_Task goal_
Retype precisely the section of the data that starts at the line containing "What does this" and runs to its final line, ends included.

_Provided records_
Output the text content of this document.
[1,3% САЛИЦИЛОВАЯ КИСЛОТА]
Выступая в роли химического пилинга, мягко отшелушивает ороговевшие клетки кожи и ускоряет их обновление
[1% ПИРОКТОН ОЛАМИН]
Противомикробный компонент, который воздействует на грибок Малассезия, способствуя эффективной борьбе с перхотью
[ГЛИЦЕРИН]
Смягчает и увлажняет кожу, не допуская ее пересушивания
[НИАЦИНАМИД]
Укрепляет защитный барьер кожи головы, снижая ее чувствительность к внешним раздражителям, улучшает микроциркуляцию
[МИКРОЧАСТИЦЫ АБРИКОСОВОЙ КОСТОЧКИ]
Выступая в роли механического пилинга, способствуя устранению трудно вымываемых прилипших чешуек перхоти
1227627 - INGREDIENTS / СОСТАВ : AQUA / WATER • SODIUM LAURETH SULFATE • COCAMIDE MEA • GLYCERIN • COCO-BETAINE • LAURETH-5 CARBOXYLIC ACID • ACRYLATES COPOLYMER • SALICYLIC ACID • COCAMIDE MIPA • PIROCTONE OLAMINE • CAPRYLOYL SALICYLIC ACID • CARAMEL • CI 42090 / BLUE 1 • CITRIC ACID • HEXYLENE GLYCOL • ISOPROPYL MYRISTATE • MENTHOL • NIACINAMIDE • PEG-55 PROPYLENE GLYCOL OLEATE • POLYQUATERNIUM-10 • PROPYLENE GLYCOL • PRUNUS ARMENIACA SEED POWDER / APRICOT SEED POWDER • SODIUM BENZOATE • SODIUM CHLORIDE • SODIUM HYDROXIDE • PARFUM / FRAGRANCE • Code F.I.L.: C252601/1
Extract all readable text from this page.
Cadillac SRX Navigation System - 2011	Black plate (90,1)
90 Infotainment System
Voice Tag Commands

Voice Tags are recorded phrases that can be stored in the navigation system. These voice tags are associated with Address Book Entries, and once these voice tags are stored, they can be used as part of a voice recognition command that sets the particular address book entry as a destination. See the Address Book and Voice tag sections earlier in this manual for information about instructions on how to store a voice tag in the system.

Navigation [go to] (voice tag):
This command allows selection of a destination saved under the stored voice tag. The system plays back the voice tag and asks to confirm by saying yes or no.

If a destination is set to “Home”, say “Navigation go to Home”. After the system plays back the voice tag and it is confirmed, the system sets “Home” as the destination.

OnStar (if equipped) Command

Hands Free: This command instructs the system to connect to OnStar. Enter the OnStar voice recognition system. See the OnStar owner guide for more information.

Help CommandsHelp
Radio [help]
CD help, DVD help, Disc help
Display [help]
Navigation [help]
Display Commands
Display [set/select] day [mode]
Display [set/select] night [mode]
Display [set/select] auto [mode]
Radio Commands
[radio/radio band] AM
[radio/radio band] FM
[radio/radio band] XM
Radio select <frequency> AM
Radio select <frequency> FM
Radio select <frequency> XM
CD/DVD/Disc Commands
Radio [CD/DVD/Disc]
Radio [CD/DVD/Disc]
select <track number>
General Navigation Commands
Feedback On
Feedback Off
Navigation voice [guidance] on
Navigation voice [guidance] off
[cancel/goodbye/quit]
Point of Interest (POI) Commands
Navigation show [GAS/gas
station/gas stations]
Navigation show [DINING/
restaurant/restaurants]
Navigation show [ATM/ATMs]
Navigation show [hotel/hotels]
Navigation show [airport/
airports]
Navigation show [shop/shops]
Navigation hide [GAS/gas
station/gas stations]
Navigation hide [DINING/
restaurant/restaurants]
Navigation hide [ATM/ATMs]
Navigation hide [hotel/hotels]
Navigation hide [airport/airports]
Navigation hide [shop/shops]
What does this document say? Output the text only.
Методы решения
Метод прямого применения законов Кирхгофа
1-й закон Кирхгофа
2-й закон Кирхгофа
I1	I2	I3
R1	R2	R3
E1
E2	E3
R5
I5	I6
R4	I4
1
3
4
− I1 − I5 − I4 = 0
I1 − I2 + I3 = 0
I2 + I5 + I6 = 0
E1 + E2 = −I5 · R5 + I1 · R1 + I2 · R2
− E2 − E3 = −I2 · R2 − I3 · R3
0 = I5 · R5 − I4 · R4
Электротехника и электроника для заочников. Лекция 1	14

_Exercise answer_
What does this document say? Output the text only.
Методы решения
Метод прямого применения законов Кирхгофа
1-й закон Кирхгофа
2-й закон Кирхгофа
I1	I2	I3
R1	R2	R3
E1
E2	E3
R5
I5	I6
R4	I4
1
3
4
− I1 − I5 − I4 = 0
I1 − I2 + I3 = 0
I2 + I5 + I6 = 0
E1 + E2 = −I5 · R5 + I1 · R1 + I2 · R2
− E2 − E3 = −I2 · R2 − I3 · R3
0 = I5 · R5 − I4 · R4
Электротехника и электроника для заочников. Лекция 1	14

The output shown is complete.